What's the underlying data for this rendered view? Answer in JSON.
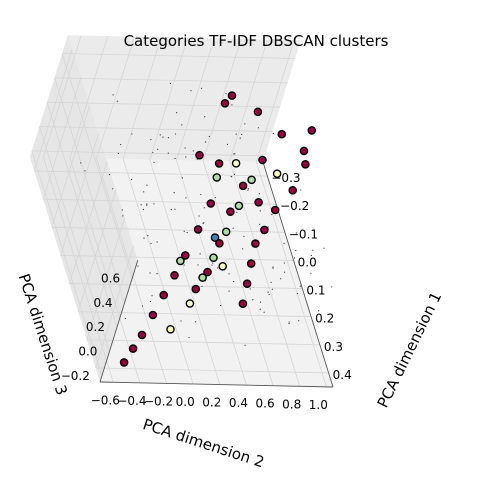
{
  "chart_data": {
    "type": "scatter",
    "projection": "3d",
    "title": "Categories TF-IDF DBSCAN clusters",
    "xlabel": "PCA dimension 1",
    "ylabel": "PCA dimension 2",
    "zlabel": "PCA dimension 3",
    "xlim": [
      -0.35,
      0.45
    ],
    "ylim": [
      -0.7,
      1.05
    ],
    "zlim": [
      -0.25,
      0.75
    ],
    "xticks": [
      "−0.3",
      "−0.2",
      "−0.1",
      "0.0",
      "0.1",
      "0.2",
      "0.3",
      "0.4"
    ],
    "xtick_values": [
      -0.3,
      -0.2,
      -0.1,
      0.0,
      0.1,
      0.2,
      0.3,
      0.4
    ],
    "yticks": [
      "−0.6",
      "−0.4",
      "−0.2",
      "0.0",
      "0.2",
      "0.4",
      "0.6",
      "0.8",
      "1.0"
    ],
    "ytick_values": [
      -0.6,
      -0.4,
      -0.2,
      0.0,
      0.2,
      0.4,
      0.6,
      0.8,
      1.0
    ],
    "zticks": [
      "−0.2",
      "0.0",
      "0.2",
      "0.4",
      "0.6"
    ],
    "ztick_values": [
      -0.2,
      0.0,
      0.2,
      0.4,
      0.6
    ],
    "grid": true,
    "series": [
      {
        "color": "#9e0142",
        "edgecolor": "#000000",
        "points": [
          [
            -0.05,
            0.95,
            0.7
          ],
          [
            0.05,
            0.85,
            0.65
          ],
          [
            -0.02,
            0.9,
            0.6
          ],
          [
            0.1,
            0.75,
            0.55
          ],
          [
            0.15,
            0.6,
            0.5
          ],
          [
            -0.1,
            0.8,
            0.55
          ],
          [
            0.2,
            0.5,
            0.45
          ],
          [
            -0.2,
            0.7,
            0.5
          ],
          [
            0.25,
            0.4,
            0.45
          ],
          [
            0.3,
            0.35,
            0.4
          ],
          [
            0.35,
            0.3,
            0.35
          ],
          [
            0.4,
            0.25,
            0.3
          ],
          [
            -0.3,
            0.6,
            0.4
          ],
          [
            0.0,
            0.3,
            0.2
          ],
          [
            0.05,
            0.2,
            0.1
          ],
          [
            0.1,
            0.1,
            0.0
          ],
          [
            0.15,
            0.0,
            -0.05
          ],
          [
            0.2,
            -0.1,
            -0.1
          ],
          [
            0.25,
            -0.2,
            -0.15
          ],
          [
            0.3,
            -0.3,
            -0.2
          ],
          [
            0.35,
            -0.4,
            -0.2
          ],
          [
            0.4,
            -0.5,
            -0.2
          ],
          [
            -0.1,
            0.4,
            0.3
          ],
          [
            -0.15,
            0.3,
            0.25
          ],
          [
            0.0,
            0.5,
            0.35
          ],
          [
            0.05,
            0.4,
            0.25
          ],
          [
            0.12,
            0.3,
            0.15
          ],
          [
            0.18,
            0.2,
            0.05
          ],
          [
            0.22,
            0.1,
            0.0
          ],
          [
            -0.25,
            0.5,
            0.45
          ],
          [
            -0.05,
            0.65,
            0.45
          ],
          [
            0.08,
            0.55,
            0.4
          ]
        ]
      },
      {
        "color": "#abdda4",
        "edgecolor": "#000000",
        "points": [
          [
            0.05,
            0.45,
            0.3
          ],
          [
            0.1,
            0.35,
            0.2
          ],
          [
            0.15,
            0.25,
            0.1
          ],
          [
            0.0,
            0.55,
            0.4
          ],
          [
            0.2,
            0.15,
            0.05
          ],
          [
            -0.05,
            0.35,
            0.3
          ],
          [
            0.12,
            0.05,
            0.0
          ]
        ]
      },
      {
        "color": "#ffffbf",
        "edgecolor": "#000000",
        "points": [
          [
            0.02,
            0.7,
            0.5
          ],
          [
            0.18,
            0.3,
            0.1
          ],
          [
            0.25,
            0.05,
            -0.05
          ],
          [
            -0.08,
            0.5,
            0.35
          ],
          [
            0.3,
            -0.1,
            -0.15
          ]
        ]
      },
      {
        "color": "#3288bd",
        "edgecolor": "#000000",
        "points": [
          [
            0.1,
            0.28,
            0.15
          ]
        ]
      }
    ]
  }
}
*-*-*
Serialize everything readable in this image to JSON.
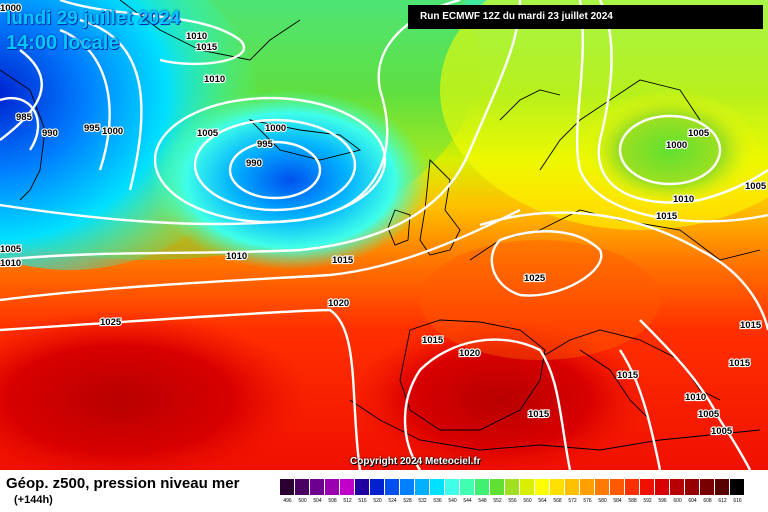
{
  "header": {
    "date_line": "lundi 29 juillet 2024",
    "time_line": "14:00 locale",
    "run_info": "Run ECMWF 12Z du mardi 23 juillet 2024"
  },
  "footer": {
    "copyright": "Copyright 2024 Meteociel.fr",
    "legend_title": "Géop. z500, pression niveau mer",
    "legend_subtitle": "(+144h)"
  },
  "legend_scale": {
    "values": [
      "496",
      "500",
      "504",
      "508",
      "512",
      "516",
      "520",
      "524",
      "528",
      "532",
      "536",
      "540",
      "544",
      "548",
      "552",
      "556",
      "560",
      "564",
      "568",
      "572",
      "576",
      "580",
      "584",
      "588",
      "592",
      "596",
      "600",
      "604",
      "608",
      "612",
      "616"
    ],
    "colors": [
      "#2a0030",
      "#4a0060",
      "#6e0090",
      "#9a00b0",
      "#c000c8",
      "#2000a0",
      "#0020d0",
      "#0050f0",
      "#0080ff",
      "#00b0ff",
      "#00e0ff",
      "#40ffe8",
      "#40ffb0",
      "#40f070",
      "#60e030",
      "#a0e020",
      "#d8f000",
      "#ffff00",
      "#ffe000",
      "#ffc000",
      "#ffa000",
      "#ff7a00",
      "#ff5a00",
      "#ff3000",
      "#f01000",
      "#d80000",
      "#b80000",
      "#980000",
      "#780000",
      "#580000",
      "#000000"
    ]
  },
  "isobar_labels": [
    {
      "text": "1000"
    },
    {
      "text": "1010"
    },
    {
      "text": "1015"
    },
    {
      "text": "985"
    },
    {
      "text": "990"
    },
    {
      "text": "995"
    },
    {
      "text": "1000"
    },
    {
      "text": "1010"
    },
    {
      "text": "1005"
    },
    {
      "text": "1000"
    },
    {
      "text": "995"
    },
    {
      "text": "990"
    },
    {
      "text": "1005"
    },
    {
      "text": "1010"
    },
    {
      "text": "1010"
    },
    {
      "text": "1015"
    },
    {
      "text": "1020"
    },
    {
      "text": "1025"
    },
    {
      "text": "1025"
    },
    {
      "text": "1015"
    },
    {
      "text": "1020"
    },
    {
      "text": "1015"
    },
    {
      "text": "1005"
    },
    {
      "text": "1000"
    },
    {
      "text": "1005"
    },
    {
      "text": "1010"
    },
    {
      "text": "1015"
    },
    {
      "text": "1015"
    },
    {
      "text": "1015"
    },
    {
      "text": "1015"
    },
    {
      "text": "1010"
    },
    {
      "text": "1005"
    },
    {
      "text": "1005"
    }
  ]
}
*-*-*
*Task to complete:* Scan the listing above and identify each line holding the string "this"; copy every such line.

*Reply:*
What's the underlying data for this rendered view? Answer in JSON.
Serialize everything readable in this image to JSON.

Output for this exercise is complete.